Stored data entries
** start **
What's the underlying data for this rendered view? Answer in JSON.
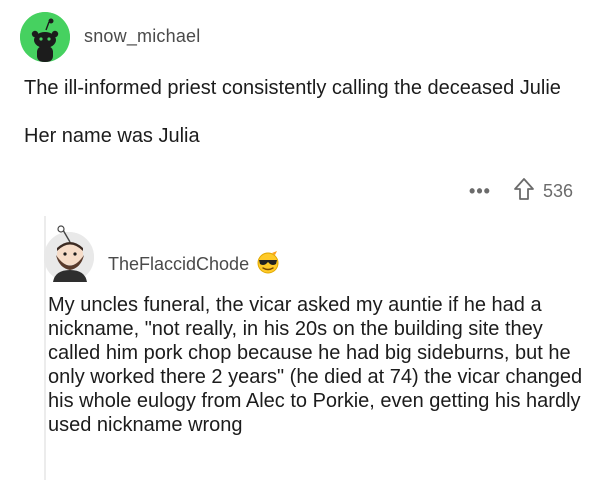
{
  "parent_comment": {
    "username": "snow_michael",
    "avatar_icon": "reddit-snoo-icon",
    "avatar_color": "#46d160",
    "paragraphs": [
      "The ill-informed priest consistently calling the deceased Julie",
      "Her name was Julia"
    ],
    "more_label": "•••",
    "upvote_icon": "upvote-arrow-icon",
    "vote_count": "536"
  },
  "reply_comment": {
    "username": "TheFlaccidChode",
    "avatar_icon": "bearded-snoo-avatar-icon",
    "flair_icon": "cool-sunglasses-emoji-icon",
    "text": "My uncles funeral, the vicar asked my auntie if he had a nickname, \"not really, in his 20s on the building site they called him pork chop because he had big sideburns, but he only worked there 2 years\" (he died at 74) the vicar changed his whole eulogy from Alec to Porkie, even getting his hardly used nickname wrong"
  }
}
** end **
Challenge. Select all lines in the listing that include the word "icon".

Exercise solution.
    "avatar_icon": "reddit-snoo-icon",
    "upvote_icon": "upvote-arrow-icon",
    "avatar_icon": "bearded-snoo-avatar-icon",
    "flair_icon": "cool-sunglasses-emoji-icon",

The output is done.